▶ _Cosa si richiede_: Ricopia esattamente, dal testo sulle versioni dell'API, il passo che va da "Fissare la propria" fino a "futura versione maggiore." compreso.

▶ _Documento di origine_:
--------

Nessuna di queste modifiche obbliga a fissare una versione minore o a cambiare il proprio codice. Per restare compatibili, ignorare i campi della risposta che non si riconoscono invece di considerarli un errore, e non dare per scontato che un’enumerazione sia un insieme fisso ed esaustivo.

Come vengono rilasciate le modifiche incompatibili

Una modifica incompatibile (la rimozione o la ridenominazione di un parametro obbligatorio, la modifica di una risposta in modo incompatibile o l’alterazione di un comportamento consolidato) verrebbe rilasciata solo come nuova versione maggiore su un nuovo percorso, per esempio /v2/. Le chiamate /v1/ esistenti continuano a funzionare invariate e la migrazione avviene secondo i propri tempi. Non facciamo modifiche incompatibili sul posto sotto /v1/.

Fissare una versione maggiore

Fissare la propria integrazione alla versione maggiore v1 mantenendo /v1/ negli URL delle richieste. È tutto quello che serve: si ricevono automaticamente i miglioramenti retrocompatibili delle versioni minori e delle patch, mentre le modifiche incompatibili restano fuori dal proprio percorso finché non si sceglie di adottare una futura versione maggiore.

Per seguire che cosa è cambiato in ogni rilascio, vedere il Registro delle modifiche.

--------

▶ _Dati forniti_:
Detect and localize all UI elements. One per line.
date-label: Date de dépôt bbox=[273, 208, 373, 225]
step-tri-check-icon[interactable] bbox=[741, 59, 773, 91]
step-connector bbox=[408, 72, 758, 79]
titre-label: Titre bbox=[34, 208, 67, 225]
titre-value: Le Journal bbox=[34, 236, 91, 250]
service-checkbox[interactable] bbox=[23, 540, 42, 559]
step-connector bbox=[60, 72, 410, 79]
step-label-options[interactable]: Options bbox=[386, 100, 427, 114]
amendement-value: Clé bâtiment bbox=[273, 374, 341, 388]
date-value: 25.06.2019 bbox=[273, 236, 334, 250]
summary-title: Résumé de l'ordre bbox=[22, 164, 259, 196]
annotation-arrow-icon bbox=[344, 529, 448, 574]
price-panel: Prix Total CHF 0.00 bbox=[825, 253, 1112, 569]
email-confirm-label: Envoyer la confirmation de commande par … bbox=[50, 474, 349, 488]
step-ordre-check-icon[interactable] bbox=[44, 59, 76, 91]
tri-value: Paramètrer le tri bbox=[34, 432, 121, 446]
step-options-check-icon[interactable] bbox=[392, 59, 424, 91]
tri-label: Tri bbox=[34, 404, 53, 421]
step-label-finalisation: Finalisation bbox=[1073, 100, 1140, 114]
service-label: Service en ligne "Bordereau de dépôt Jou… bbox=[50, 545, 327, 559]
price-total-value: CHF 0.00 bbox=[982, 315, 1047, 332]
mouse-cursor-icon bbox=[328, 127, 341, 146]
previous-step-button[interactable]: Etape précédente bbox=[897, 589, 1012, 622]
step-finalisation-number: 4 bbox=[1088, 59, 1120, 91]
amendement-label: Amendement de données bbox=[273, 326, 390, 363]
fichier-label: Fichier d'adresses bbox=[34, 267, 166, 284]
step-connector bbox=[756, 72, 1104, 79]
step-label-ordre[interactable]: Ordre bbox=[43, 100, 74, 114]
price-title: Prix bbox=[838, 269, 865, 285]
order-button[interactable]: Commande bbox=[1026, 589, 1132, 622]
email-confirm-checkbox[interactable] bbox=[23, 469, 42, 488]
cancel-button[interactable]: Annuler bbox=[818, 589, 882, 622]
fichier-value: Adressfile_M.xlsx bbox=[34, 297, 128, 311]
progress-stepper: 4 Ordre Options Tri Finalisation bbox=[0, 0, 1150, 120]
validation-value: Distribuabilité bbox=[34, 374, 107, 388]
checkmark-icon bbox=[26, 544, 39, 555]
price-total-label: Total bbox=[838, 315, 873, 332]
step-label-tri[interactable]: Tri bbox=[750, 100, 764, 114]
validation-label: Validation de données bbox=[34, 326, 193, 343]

--------

▶ _Compito svolto_:
Fissare la propria integrazione alla versione maggiore v1 mantenendo /v1/ negli URL delle richieste. È tutto quello che serve: si ricevono automaticamente i miglioramenti retrocompatibili delle versioni minori e delle patch, mentre le modifiche incompatibili restano fuori dal proprio percorso finché non si sceglie di adottare una futura versione maggiore.